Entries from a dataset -
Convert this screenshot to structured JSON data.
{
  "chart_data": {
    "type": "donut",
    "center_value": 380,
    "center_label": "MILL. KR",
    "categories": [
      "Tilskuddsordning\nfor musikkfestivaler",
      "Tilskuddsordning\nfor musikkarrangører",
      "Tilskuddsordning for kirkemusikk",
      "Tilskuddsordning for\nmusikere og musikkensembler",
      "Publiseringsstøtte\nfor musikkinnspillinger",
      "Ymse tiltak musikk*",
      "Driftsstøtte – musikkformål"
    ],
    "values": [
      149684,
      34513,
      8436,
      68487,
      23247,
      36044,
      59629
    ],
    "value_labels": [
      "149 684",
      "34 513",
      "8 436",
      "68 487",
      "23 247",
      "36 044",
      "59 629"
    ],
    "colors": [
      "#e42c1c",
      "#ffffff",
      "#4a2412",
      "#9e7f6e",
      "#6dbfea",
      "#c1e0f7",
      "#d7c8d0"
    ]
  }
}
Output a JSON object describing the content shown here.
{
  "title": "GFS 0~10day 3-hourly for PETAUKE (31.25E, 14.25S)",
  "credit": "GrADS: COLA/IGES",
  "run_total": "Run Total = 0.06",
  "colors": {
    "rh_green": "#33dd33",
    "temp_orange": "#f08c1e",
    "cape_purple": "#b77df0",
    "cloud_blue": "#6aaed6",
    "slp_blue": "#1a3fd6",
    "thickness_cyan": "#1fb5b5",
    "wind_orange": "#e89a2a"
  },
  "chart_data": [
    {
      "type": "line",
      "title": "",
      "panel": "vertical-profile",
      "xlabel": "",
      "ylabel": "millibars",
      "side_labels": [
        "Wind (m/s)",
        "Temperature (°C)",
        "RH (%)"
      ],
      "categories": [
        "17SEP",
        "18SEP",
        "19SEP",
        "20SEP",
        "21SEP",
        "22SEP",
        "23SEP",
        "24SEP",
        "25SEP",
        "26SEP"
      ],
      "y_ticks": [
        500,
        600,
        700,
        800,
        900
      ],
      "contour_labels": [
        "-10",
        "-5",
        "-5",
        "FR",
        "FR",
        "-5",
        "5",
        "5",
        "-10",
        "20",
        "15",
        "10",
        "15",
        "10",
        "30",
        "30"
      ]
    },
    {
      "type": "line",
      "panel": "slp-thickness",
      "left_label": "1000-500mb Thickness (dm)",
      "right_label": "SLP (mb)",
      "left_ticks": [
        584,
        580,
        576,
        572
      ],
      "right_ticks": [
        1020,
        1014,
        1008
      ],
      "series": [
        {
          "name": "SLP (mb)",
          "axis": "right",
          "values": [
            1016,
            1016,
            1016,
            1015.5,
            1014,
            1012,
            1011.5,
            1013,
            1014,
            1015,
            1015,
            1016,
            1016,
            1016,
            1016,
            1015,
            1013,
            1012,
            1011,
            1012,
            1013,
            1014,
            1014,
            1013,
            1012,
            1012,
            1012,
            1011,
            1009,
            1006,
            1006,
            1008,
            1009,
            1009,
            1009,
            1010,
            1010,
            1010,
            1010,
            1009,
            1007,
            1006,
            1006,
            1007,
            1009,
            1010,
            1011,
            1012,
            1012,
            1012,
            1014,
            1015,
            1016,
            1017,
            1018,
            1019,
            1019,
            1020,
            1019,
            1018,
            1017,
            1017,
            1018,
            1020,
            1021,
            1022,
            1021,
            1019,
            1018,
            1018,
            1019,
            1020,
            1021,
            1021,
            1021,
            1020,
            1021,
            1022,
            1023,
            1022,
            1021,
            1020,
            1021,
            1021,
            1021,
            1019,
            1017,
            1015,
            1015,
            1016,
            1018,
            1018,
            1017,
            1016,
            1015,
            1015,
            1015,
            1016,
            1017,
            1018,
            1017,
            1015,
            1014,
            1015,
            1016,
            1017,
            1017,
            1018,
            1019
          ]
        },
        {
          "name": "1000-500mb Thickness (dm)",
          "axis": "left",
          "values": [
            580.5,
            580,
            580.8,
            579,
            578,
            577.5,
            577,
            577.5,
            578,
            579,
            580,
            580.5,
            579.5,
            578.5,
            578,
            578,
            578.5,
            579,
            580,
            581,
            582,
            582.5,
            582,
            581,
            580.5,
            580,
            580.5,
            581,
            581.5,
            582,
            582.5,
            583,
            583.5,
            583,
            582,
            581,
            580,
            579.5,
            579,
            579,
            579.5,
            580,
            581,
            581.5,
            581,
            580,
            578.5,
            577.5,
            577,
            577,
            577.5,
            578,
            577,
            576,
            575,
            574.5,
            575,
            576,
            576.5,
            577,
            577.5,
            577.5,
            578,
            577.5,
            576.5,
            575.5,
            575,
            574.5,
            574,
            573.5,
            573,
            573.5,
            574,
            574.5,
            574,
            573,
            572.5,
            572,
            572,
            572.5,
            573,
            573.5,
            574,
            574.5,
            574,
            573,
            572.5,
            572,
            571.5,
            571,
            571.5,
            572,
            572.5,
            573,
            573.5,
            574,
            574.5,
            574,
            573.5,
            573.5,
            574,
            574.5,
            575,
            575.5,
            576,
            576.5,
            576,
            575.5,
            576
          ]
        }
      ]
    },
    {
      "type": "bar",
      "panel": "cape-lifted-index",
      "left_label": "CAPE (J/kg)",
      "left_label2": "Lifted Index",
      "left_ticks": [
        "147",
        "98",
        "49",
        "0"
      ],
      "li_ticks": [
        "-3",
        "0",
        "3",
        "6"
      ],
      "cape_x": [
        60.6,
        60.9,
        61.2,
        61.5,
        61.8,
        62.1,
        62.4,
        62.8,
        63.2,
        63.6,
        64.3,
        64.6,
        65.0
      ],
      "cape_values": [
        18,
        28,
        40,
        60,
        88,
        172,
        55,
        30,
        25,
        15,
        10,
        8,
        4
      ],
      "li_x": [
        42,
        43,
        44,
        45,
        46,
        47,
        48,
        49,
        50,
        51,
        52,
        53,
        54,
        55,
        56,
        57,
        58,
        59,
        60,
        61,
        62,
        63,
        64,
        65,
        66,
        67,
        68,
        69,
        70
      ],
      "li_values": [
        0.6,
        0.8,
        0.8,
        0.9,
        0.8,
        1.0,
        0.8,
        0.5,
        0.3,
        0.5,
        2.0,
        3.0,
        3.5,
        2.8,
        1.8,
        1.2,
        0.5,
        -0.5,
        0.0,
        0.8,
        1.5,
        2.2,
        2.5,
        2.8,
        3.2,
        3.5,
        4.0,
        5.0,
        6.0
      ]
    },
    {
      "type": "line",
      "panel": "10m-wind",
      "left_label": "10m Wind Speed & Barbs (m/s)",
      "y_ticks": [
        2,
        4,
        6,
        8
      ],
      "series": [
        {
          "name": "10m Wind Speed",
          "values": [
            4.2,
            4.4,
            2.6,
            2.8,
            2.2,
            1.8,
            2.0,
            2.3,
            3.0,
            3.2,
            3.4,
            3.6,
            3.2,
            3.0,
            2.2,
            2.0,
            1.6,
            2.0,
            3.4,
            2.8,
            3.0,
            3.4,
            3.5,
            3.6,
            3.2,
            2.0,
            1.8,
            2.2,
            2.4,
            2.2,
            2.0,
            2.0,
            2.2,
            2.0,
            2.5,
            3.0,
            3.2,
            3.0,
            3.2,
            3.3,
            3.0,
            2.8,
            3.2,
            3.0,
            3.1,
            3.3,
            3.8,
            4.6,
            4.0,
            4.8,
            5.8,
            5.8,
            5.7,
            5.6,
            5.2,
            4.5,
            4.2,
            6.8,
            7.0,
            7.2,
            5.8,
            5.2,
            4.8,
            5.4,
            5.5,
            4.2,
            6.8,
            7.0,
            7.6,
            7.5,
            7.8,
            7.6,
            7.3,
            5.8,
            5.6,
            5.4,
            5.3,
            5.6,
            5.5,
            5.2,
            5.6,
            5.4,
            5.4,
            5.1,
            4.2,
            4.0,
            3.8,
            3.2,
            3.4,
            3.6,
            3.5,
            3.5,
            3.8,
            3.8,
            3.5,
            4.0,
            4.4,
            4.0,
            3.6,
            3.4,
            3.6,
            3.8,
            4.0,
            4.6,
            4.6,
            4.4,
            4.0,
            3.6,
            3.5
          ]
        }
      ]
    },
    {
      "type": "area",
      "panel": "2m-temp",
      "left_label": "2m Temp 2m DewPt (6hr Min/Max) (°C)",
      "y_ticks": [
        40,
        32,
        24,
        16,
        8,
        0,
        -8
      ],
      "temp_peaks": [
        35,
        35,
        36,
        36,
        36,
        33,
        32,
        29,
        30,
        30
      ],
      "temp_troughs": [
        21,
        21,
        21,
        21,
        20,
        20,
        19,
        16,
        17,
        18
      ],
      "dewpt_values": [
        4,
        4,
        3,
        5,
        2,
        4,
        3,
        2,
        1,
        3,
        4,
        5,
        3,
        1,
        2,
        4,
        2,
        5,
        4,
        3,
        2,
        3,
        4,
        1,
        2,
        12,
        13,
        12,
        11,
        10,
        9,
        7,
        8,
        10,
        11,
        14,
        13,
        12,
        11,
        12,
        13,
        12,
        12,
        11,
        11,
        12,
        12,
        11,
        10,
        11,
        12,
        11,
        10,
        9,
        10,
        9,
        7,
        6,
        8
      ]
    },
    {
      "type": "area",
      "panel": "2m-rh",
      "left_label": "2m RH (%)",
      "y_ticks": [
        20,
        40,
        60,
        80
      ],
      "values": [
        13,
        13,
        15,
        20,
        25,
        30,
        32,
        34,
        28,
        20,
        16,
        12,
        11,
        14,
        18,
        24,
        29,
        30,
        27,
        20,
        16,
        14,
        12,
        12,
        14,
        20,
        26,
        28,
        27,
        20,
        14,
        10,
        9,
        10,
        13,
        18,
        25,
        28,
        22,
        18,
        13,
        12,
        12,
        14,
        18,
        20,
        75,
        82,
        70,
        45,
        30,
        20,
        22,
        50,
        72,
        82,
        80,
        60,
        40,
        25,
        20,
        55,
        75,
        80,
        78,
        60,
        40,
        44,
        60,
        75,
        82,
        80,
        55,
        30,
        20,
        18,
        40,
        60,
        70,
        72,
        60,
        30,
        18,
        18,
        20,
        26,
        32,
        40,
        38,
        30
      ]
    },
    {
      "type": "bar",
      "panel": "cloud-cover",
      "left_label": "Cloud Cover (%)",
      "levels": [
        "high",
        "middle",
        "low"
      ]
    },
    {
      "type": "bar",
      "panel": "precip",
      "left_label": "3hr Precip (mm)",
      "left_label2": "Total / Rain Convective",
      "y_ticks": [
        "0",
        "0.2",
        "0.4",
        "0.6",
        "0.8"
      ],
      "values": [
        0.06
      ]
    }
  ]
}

Exercise goal - Search the data for the word "panel" and copy each line where it appears.

Written response -
      "panel": "vertical-profile",
      "panel": "slp-thickness",
      "panel": "cape-lifted-index",
      "panel": "10m-wind",
      "panel": "2m-temp",
      "panel": "2m-rh",
      "panel": "cloud-cover",
      "panel": "precip",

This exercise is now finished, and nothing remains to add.